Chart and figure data

-*-*-

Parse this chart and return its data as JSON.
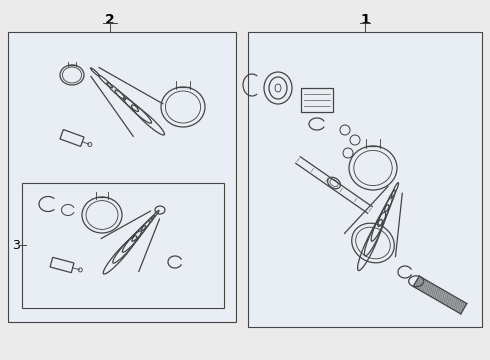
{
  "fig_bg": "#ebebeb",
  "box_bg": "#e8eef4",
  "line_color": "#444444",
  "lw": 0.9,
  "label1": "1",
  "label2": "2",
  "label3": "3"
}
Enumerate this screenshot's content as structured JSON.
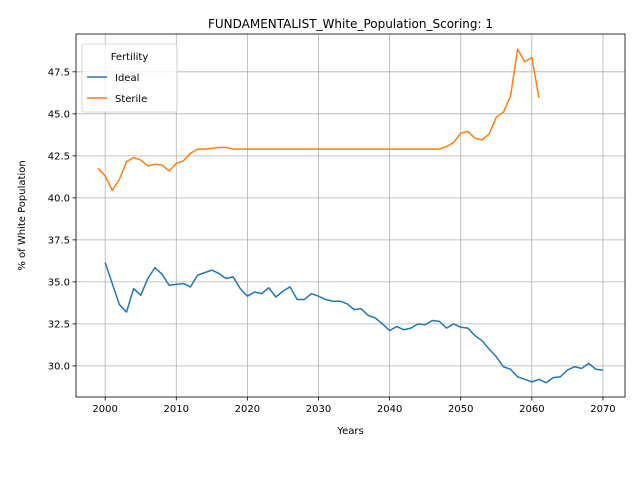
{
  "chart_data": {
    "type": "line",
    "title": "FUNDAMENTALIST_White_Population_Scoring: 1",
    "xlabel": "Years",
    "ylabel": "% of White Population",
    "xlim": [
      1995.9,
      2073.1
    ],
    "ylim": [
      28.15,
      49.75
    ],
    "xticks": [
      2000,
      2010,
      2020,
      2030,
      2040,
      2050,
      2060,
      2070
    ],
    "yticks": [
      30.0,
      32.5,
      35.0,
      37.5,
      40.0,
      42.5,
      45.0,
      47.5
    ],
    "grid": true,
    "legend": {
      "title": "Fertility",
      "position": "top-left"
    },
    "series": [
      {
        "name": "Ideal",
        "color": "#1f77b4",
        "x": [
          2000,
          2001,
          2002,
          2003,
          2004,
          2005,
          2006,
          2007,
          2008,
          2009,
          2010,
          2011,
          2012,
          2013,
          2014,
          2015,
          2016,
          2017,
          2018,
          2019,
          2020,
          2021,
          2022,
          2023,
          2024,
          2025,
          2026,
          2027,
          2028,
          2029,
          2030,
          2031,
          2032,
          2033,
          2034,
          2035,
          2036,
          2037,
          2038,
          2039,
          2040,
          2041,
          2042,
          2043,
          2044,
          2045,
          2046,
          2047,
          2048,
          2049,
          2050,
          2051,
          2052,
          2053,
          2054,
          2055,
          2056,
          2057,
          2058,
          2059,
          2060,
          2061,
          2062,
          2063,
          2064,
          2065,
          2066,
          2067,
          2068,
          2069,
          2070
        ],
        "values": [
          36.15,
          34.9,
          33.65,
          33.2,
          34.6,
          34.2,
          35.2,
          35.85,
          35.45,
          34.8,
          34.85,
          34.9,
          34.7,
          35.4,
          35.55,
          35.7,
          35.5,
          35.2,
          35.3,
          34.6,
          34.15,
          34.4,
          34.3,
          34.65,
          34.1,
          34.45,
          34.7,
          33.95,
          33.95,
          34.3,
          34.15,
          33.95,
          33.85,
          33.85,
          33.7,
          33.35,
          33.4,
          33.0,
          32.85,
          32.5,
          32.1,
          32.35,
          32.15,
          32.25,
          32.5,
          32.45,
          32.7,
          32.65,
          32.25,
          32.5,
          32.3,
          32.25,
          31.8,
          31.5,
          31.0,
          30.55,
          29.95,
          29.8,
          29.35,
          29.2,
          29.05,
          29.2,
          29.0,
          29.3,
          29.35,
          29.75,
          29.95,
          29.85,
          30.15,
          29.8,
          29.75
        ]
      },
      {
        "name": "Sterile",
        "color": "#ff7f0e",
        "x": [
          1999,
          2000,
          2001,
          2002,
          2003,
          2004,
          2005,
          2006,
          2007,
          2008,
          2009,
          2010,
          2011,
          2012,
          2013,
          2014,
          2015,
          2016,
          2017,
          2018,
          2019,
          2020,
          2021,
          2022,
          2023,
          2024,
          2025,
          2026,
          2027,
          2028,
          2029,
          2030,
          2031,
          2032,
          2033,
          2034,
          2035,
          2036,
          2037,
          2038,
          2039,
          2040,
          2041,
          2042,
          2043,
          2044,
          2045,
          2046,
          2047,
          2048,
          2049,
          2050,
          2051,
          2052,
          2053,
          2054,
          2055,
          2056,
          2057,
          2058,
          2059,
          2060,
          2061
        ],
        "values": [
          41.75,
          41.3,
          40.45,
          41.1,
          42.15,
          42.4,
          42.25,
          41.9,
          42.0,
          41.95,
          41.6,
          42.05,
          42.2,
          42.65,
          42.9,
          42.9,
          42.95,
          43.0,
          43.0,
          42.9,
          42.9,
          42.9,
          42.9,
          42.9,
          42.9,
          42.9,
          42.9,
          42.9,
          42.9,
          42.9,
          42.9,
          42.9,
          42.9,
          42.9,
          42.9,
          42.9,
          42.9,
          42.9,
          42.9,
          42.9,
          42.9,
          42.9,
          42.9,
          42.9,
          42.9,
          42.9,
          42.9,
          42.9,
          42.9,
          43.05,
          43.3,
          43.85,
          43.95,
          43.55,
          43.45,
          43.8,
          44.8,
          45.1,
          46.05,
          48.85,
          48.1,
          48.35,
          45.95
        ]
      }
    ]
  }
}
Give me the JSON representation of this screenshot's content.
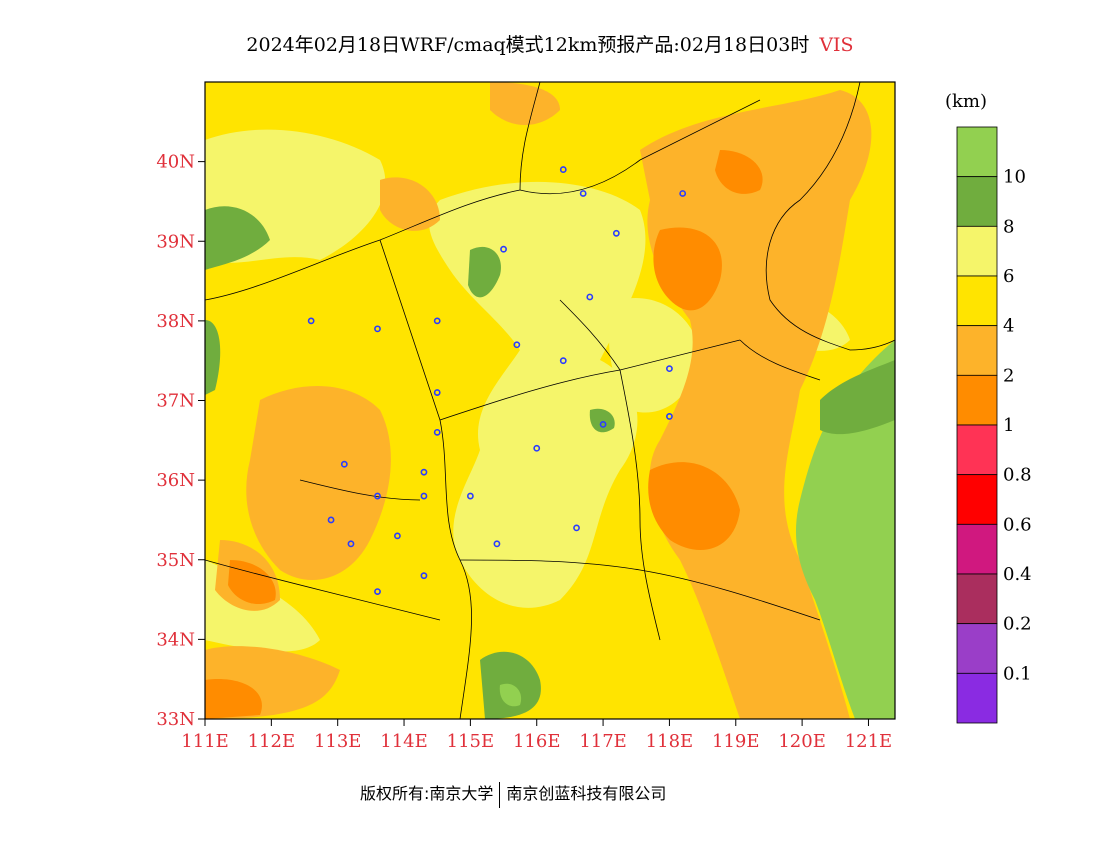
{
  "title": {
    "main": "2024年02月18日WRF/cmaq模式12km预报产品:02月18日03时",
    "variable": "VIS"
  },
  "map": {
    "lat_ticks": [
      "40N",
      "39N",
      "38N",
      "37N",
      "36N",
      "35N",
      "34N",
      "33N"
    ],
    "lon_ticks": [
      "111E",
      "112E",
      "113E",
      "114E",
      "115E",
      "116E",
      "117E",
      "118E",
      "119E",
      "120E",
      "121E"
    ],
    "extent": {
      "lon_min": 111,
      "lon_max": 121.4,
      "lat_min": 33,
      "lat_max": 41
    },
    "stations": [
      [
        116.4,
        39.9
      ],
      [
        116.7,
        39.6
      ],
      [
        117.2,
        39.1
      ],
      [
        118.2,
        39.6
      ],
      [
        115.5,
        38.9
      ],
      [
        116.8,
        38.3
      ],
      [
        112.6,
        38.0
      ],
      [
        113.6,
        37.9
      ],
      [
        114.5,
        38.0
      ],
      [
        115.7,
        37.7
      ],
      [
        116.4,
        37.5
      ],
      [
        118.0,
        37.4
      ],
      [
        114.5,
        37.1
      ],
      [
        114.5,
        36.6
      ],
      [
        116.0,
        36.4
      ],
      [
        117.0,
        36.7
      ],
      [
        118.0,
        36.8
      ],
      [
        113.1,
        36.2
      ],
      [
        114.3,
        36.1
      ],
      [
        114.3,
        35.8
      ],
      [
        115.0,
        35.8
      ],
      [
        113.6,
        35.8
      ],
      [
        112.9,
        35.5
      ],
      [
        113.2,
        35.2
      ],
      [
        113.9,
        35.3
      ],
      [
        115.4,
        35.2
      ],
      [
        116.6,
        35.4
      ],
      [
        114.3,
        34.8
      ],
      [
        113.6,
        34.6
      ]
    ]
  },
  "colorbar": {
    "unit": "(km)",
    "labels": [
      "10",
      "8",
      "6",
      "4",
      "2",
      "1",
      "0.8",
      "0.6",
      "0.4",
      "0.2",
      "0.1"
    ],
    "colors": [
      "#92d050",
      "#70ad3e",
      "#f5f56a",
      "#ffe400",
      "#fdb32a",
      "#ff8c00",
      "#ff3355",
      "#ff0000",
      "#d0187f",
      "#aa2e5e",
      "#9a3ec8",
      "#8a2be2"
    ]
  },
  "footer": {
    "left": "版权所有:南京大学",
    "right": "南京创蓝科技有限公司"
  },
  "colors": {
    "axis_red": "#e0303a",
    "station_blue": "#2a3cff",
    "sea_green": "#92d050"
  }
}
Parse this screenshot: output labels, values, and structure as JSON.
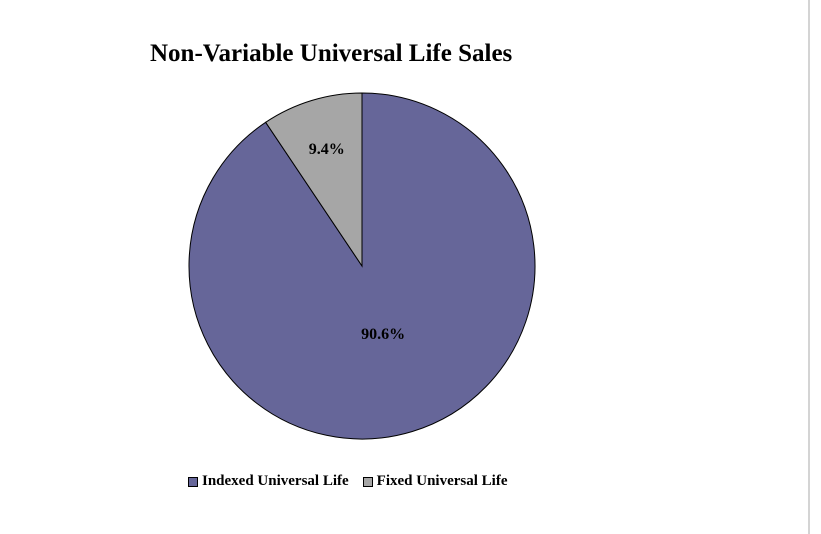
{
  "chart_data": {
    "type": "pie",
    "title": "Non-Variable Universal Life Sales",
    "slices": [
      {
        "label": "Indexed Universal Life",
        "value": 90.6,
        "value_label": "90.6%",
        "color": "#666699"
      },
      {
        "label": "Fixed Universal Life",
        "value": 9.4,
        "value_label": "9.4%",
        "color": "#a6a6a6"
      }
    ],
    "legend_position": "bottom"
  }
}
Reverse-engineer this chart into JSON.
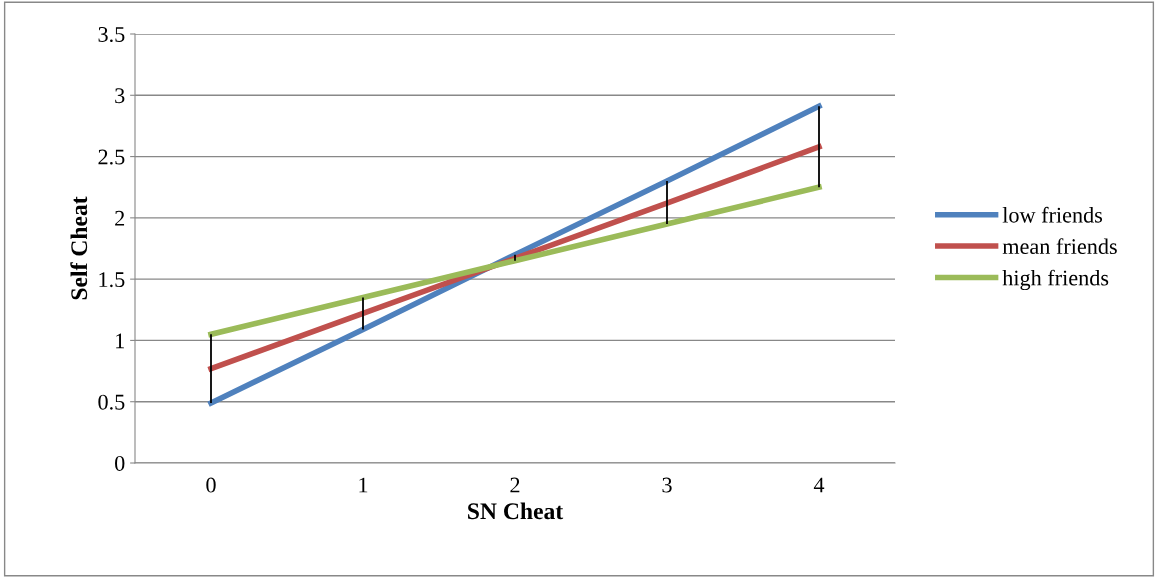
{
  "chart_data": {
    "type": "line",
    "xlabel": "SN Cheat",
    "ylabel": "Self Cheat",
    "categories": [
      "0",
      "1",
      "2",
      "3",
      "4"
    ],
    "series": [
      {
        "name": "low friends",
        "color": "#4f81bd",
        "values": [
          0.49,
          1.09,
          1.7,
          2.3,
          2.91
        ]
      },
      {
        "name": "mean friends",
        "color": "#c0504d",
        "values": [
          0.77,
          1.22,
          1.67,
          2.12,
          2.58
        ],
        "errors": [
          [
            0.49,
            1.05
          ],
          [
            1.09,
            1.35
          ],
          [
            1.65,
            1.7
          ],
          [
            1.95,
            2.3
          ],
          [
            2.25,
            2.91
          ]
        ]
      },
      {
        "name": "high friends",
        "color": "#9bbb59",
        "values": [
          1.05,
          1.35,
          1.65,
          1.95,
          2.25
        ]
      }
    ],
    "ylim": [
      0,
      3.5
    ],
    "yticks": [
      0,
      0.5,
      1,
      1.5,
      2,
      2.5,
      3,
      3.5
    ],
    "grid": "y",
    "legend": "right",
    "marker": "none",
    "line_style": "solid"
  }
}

-*-*-

What you have to do
Select and copy every line from the records that includes the word "name".

Solution below
        "name": "Ideal",
        "name": "Sterile",
        "name": "low friends",
        "name": "mean friends",
        "name": "high friends",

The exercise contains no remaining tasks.